**Problem:** Reply with one number: the count of lines in the records below that hold "Total".

--- Given data ---

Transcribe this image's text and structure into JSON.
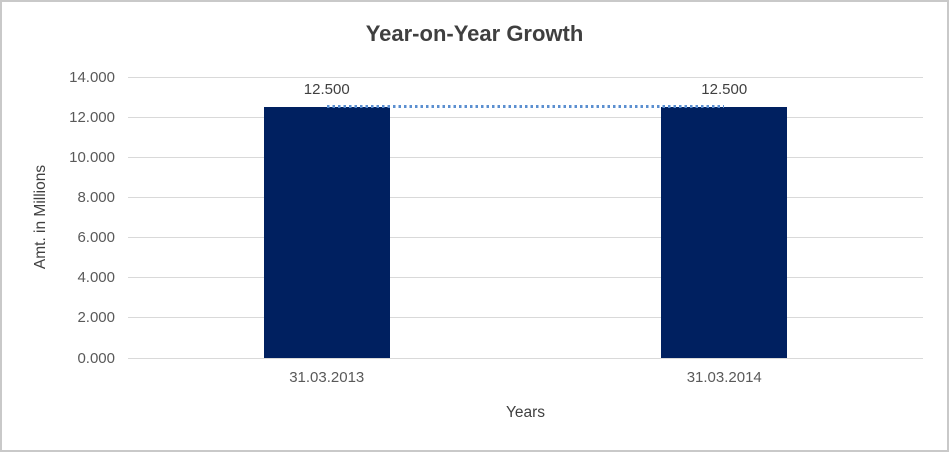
{
  "chart_data": {
    "type": "bar",
    "title": "Year-on-Year Growth",
    "xlabel": "Years",
    "ylabel": "Amt. in Millions",
    "categories": [
      "31.03.2013",
      "31.03.2014"
    ],
    "values": [
      12.5,
      12.5
    ],
    "value_labels": [
      "12.500",
      "12.500"
    ],
    "ylim": [
      0,
      14
    ],
    "ytick_values": [
      14,
      12,
      10,
      8,
      6,
      4,
      2,
      0
    ],
    "ytick_labels": [
      "14.000",
      "12.000",
      "10.000",
      "8.000",
      "6.000",
      "4.000",
      "2.000",
      "0.000"
    ],
    "grid": true,
    "legend_position": "none",
    "connector_line": {
      "style": "dotted",
      "value": 12.5
    },
    "colors": {
      "bar": "#002060",
      "connector": "#5B8FD0",
      "gridline": "#D9D9D9",
      "axis_line": "#D9D9D9",
      "title_text": "#3F3F3F",
      "tick_text": "#595959",
      "axis_title_text": "#404040",
      "frame_border": "#C9C9C9",
      "background": "#FFFFFF"
    }
  }
}
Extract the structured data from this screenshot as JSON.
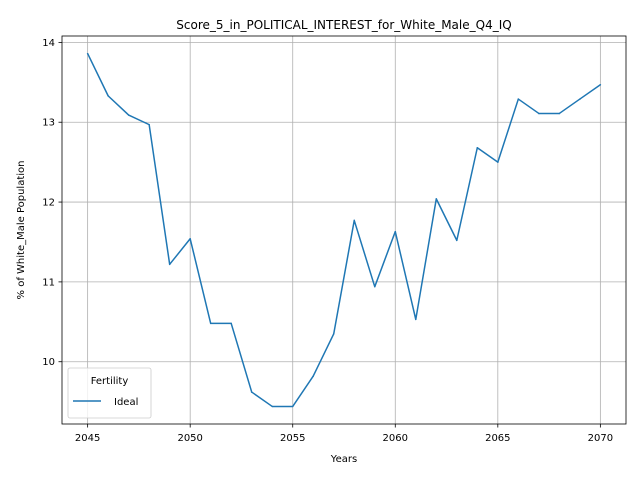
{
  "chart_data": {
    "type": "line",
    "title": "Score_5_in_POLITICAL_INTEREST_for_White_Male_Q4_IQ",
    "xlabel": "Years",
    "ylabel": "% of White_Male Population",
    "xlim": [
      2043.75,
      2071.25
    ],
    "ylim": [
      9.22,
      14.08
    ],
    "xticks": [
      2045,
      2050,
      2055,
      2060,
      2065,
      2070
    ],
    "yticks": [
      10,
      11,
      12,
      13,
      14
    ],
    "grid": true,
    "legend": {
      "title": "Fertility",
      "placement": "lower-left"
    },
    "colors": {
      "series": "#1f77b4"
    },
    "x": [
      2045,
      2046,
      2047,
      2048,
      2049,
      2050,
      2051,
      2052,
      2053,
      2054,
      2055,
      2056,
      2057,
      2058,
      2059,
      2060,
      2061,
      2062,
      2063,
      2064,
      2065,
      2066,
      2067,
      2068,
      2069,
      2070
    ],
    "series": [
      {
        "name": "Ideal",
        "values": [
          13.86,
          13.33,
          13.09,
          12.97,
          11.22,
          11.54,
          10.48,
          10.48,
          9.62,
          9.44,
          9.44,
          9.82,
          10.35,
          11.77,
          10.94,
          11.63,
          10.53,
          12.04,
          11.52,
          12.68,
          12.5,
          13.29,
          13.11,
          13.11,
          13.29,
          13.47
        ]
      }
    ]
  }
}
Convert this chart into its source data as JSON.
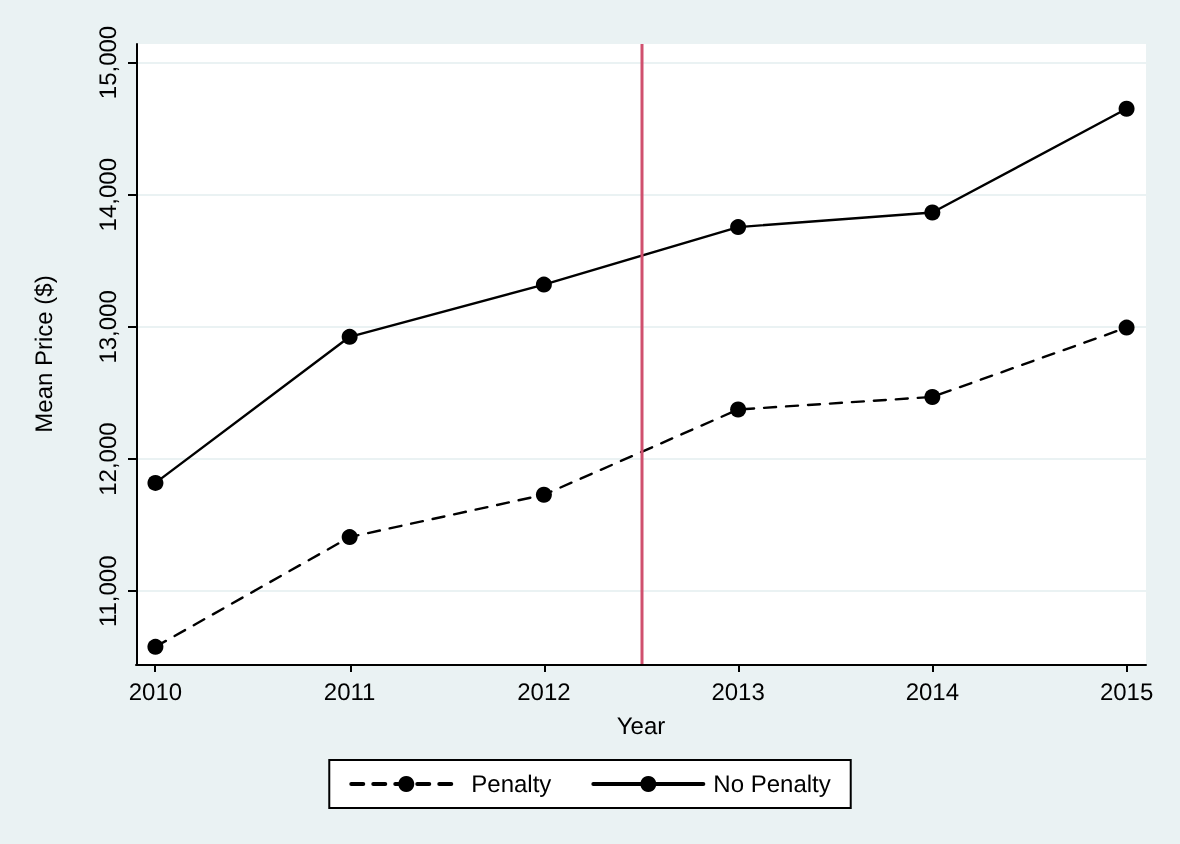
{
  "chart_data": {
    "type": "line",
    "xlabel": "Year",
    "ylabel": "Mean Price ($)",
    "x": [
      2010,
      2011,
      2012,
      2013,
      2014,
      2015
    ],
    "series": [
      {
        "name": "Penalty",
        "color": "#000000",
        "line_style": "dashed",
        "values": [
          10580,
          11410,
          11730,
          12375,
          12470,
          12995
        ]
      },
      {
        "name": "No Penalty",
        "color": "#000000",
        "line_style": "solid",
        "values": [
          11820,
          12925,
          13320,
          13755,
          13865,
          14650
        ]
      }
    ],
    "xlim": [
      2009.9,
      2015.1
    ],
    "xticks": [
      2010,
      2011,
      2012,
      2013,
      2014,
      2015
    ],
    "ylim": [
      10450,
      15140
    ],
    "yticks": [
      {
        "value": 11000,
        "label": "11,000"
      },
      {
        "value": 12000,
        "label": "12,000"
      },
      {
        "value": 13000,
        "label": "13,000"
      },
      {
        "value": 14000,
        "label": "14,000"
      },
      {
        "value": 15000,
        "label": "15,000"
      }
    ],
    "ref_lines": [
      {
        "axis": "x",
        "value": 2012.5,
        "color": "#d0506e"
      }
    ],
    "grid": "y",
    "legend": "bottom",
    "marker": "circle"
  }
}
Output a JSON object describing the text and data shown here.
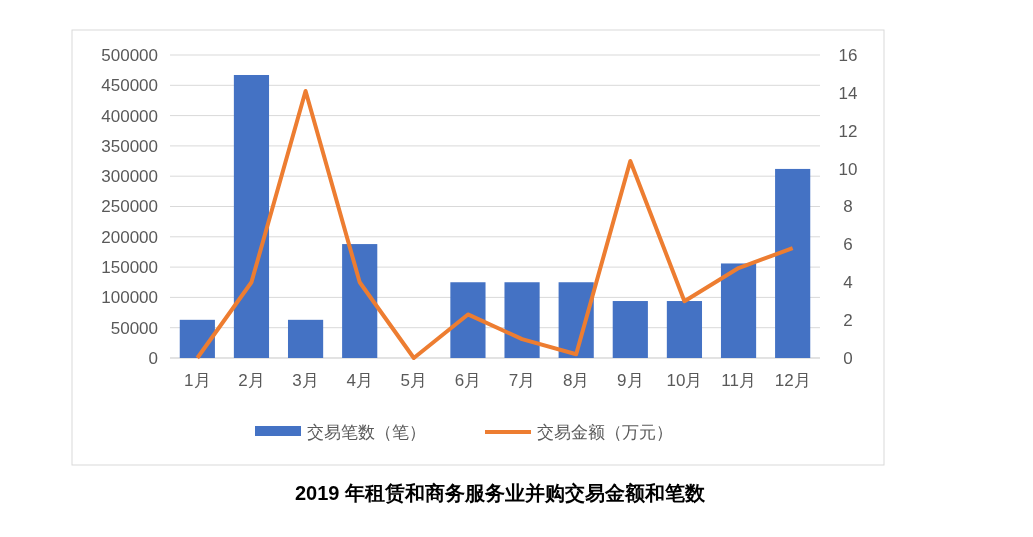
{
  "chart_data": {
    "type": "bar",
    "title": "2019 年租赁和商务服务业并购交易金额和笔数",
    "categories": [
      "1月",
      "2月",
      "3月",
      "4月",
      "5月",
      "6月",
      "7月",
      "8月",
      "9月",
      "10月",
      "11月",
      "12月"
    ],
    "series": [
      {
        "name": "交易笔数（笔）",
        "color": "#4472c4",
        "values": [
          63000,
          467000,
          63000,
          188000,
          0,
          125000,
          125000,
          125000,
          94000,
          94000,
          156000,
          312000
        ]
      },
      {
        "name": "交易金额（万元）",
        "type": "line",
        "axis": "y2",
        "color": "#ed7d31",
        "values": [
          0,
          4.0,
          14.1,
          4.0,
          0,
          2.3,
          1.0,
          0.2,
          10.4,
          3.0,
          4.75,
          5.8
        ]
      }
    ],
    "ylim": [
      0,
      500000
    ],
    "yticks": [
      0,
      50000,
      100000,
      150000,
      200000,
      250000,
      300000,
      350000,
      400000,
      450000,
      500000
    ],
    "y2lim": [
      0,
      16
    ],
    "y2ticks": [
      0,
      2,
      4,
      6,
      8,
      10,
      12,
      14,
      16
    ],
    "grid": "y",
    "legend": "bottom",
    "line_style": "solid",
    "marker": "none"
  }
}
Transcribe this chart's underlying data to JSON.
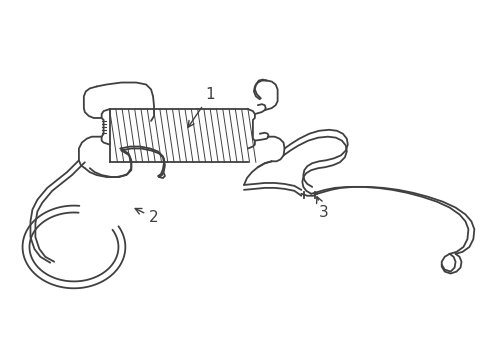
{
  "background_color": "#ffffff",
  "line_color": "#404040",
  "line_width": 1.3,
  "label1": "1",
  "label2": "2",
  "label3": "3"
}
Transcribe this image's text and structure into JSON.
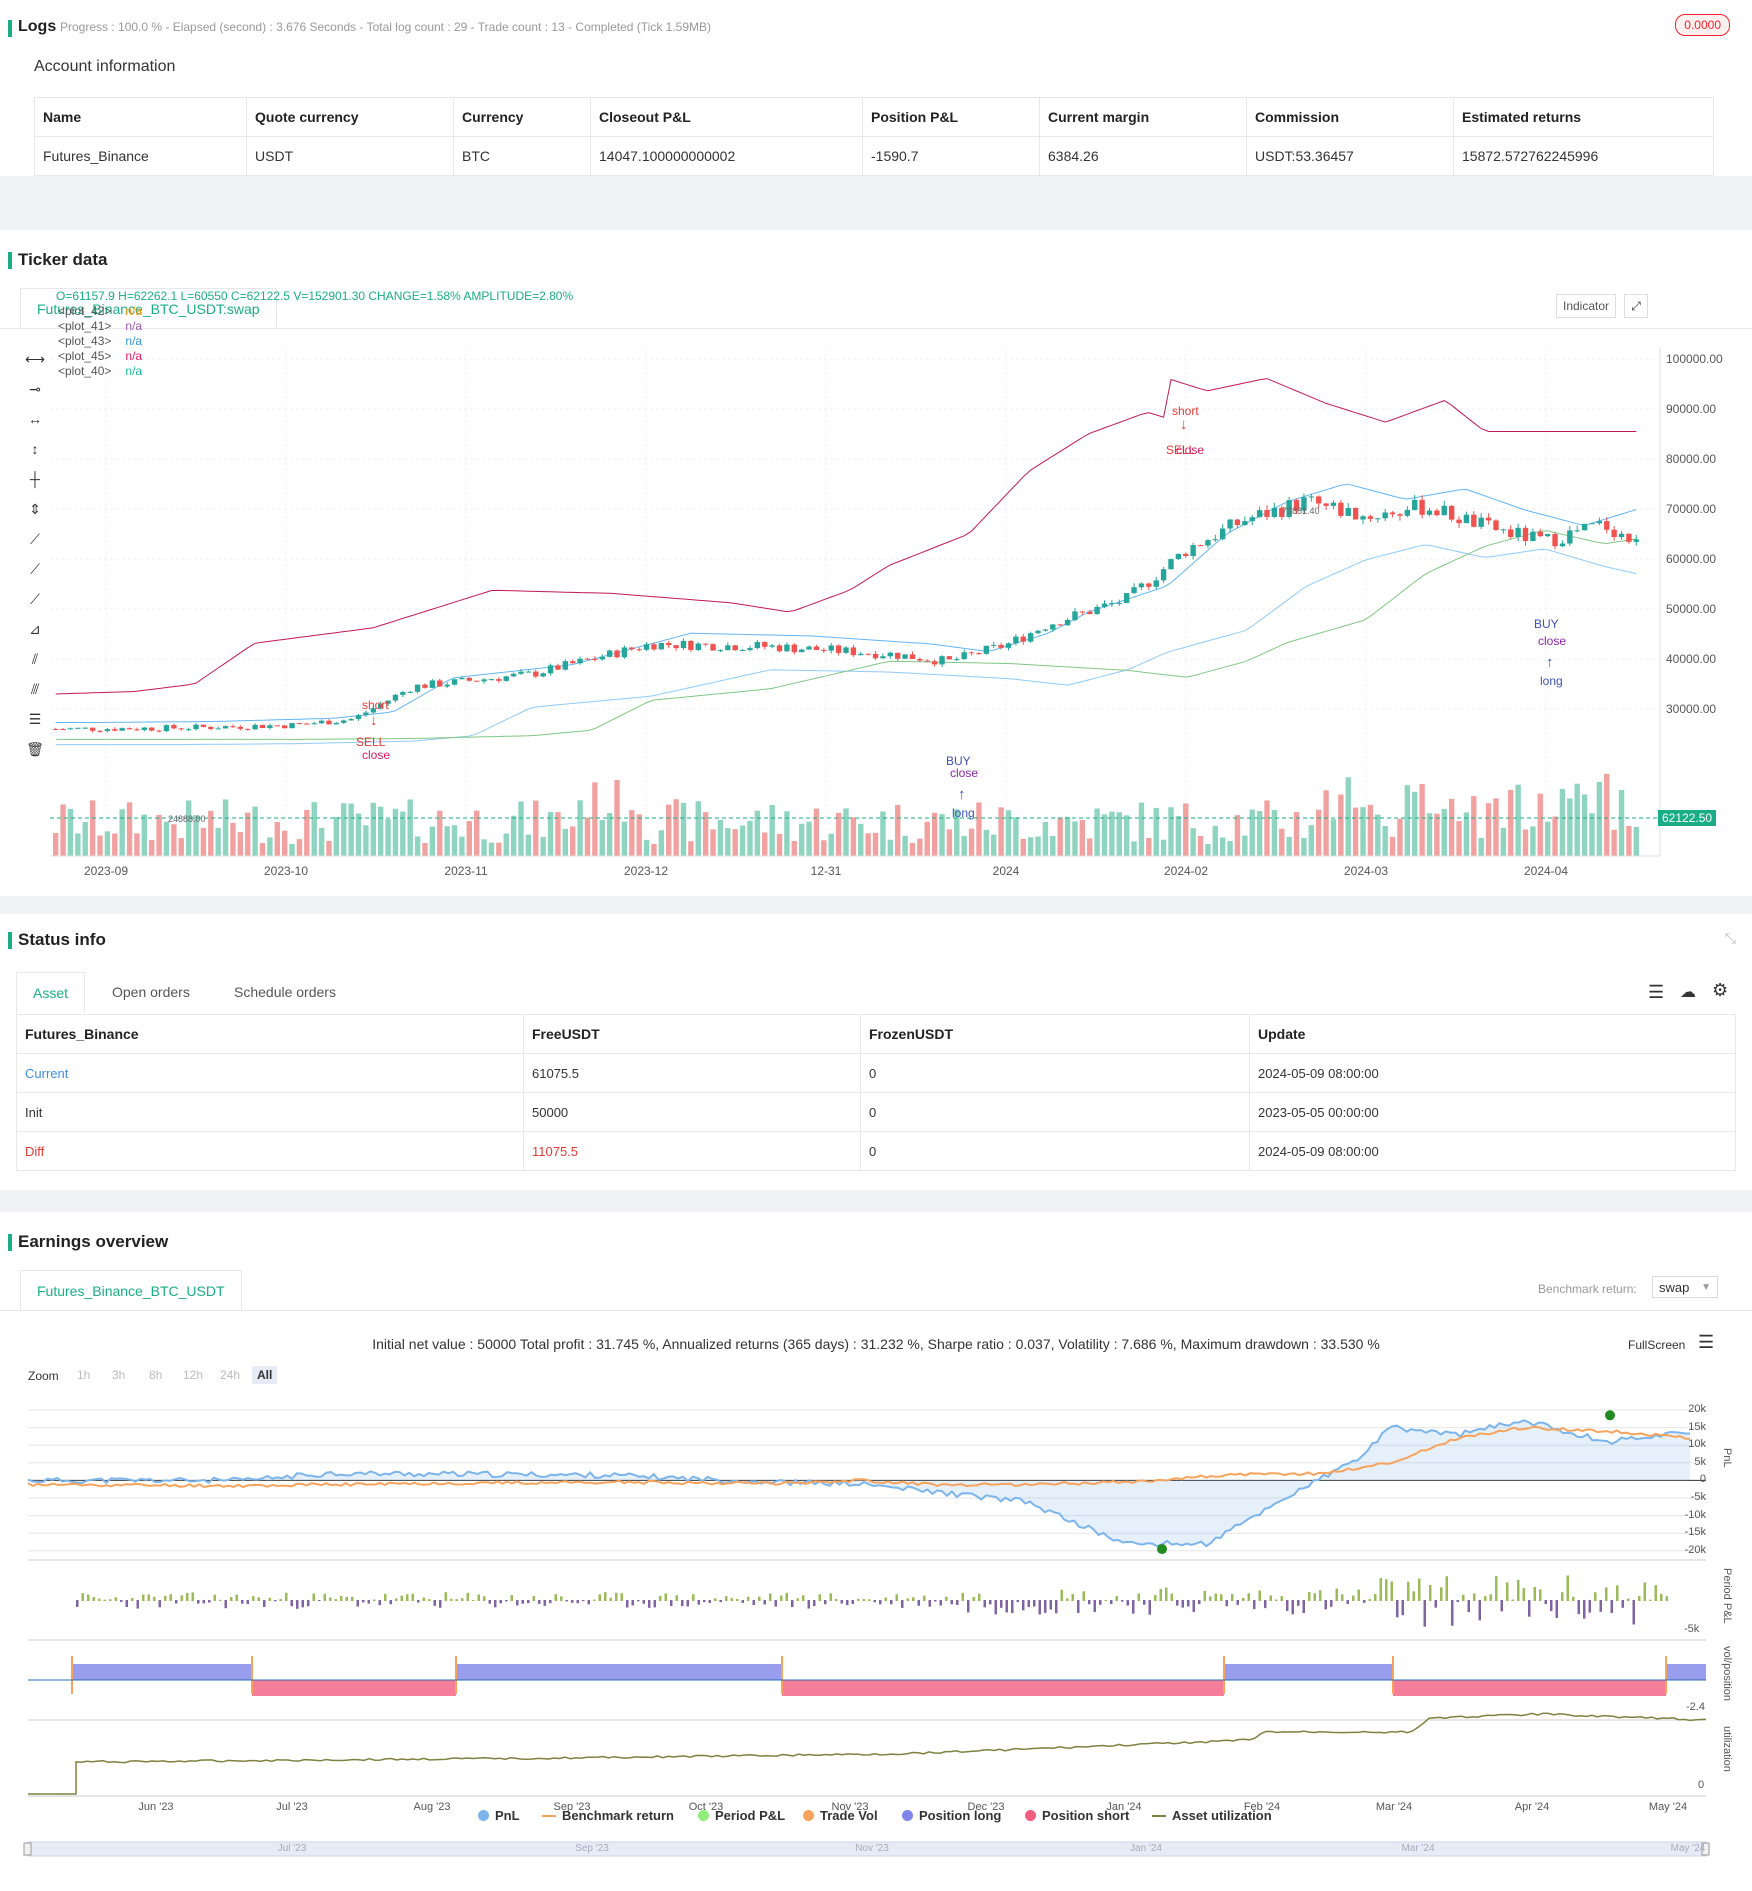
{
  "logs": {
    "title": "Logs",
    "status": "Progress : 100.0 % - Elapsed (second) : 3.676  Seconds - Total log count : 29 - Trade count : 13 - Completed (Tick 1.59MB)",
    "badge": "0.0000"
  },
  "account": {
    "title": "Account information",
    "headers": [
      "Name",
      "Quote currency",
      "Currency",
      "Closeout P&L",
      "Position P&L",
      "Current margin",
      "Commission",
      "Estimated returns"
    ],
    "row": [
      "Futures_Binance",
      "USDT",
      "BTC",
      "14047.100000000002",
      "-1590.7",
      "6384.26",
      "USDT:53.36457",
      "15872.572762245996"
    ]
  },
  "ticker": {
    "title": "Ticker data",
    "tab": "Futures_Binance_BTC_USDT:swap",
    "ohlc": "O=61157.9 H=62262.1 L=60550 C=62122.5 V=152901.30 CHANGE=1.58% AMPLITUDE=2.80%",
    "plots": [
      {
        "name": "<plot_42>",
        "value": "n/a",
        "color": "#f39c12"
      },
      {
        "name": "<plot_41>",
        "value": "n/a",
        "color": "#9b59b6"
      },
      {
        "name": "<plot_43>",
        "value": "n/a",
        "color": "#3498db"
      },
      {
        "name": "<plot_45>",
        "value": "n/a",
        "color": "#e91e63"
      },
      {
        "name": "<plot_40>",
        "value": "n/a",
        "color": "#1abc9c"
      }
    ],
    "indicator_btn": "Indicator",
    "y_ticks": [
      "100000.00",
      "90000.00",
      "80000.00",
      "70000.00",
      "60000.00",
      "50000.00",
      "40000.00",
      "30000.00"
    ],
    "x_ticks": [
      "2023-09",
      "2023-10",
      "2023-11",
      "2023-12",
      "12-31",
      "2024",
      "2024-02",
      "2024-03",
      "2024-04"
    ],
    "price_label": "62122.50",
    "high_mark": "73881.40",
    "low_mark": "24888.00",
    "signals": {
      "short1": "short",
      "sell1": "SELL",
      "close1": "close",
      "buy1": "BUY",
      "close2": "close",
      "long1": "long",
      "short2": "short",
      "sell2": "SELL",
      "close3": "close",
      "buy2": "BUY",
      "close4": "close",
      "long2": "long"
    }
  },
  "status": {
    "title": "Status info",
    "tabs": [
      "Asset",
      "Open orders",
      "Schedule orders"
    ],
    "headers": [
      "Futures_Binance",
      "FreeUSDT",
      "FrozenUSDT",
      "Update"
    ],
    "rows": [
      [
        "Current",
        "61075.5",
        "0",
        "2024-05-09 08:00:00"
      ],
      [
        "Init",
        "50000",
        "0",
        "2023-05-05 00:00:00"
      ],
      [
        "Diff",
        "11075.5",
        "0",
        "2024-05-09 08:00:00"
      ]
    ]
  },
  "earnings": {
    "title": "Earnings overview",
    "tab": "Futures_Binance_BTC_USDT",
    "benchmark_label": "Benchmark return:",
    "benchmark_value": "swap",
    "summary": "Initial net value : 50000 Total profit : 31.745 %, Annualized returns (365 days) : 31.232 %, Sharpe ratio : 0.037, Volatility : 7.686 %, Maximum drawdown : 33.530 %",
    "fullscreen": "FullScreen",
    "zoom_label": "Zoom",
    "zoom_opts": [
      "1h",
      "3h",
      "8h",
      "12h",
      "24h",
      "All"
    ],
    "pnl_ticks": [
      "20k",
      "15k",
      "10k",
      "5k",
      "0",
      "-5k",
      "-10k",
      "-15k",
      "-20k"
    ],
    "axis_titles": [
      "PnL",
      "Period P&L",
      "vol/position",
      "utilization"
    ],
    "period_tick": "-5k",
    "pos_tick": "-2.4",
    "util_tick": "0",
    "x_ticks": [
      "Jun '23",
      "Jul '23",
      "Aug '23",
      "Sep '23",
      "Oct '23",
      "Nov '23",
      "Dec '23",
      "Jan '24",
      "Feb '24",
      "Mar '24",
      "Apr '24",
      "May '24"
    ],
    "nav_ticks": [
      "Jul '23",
      "Sep '23",
      "Nov '23",
      "Jan '24",
      "Mar '24",
      "May '24"
    ],
    "legend": [
      {
        "name": "PnL",
        "color": "#7cb5ec"
      },
      {
        "name": "Benchmark return",
        "color": "#f7a35c"
      },
      {
        "name": "Period P&L",
        "color": "#90ed7d"
      },
      {
        "name": "Trade Vol",
        "color": "#f7a35c"
      },
      {
        "name": "Position long",
        "color": "#8085e9"
      },
      {
        "name": "Position short",
        "color": "#f15c80"
      },
      {
        "name": "Asset utilization",
        "color": "#808040"
      }
    ]
  }
}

---

**Exercise answer:** 2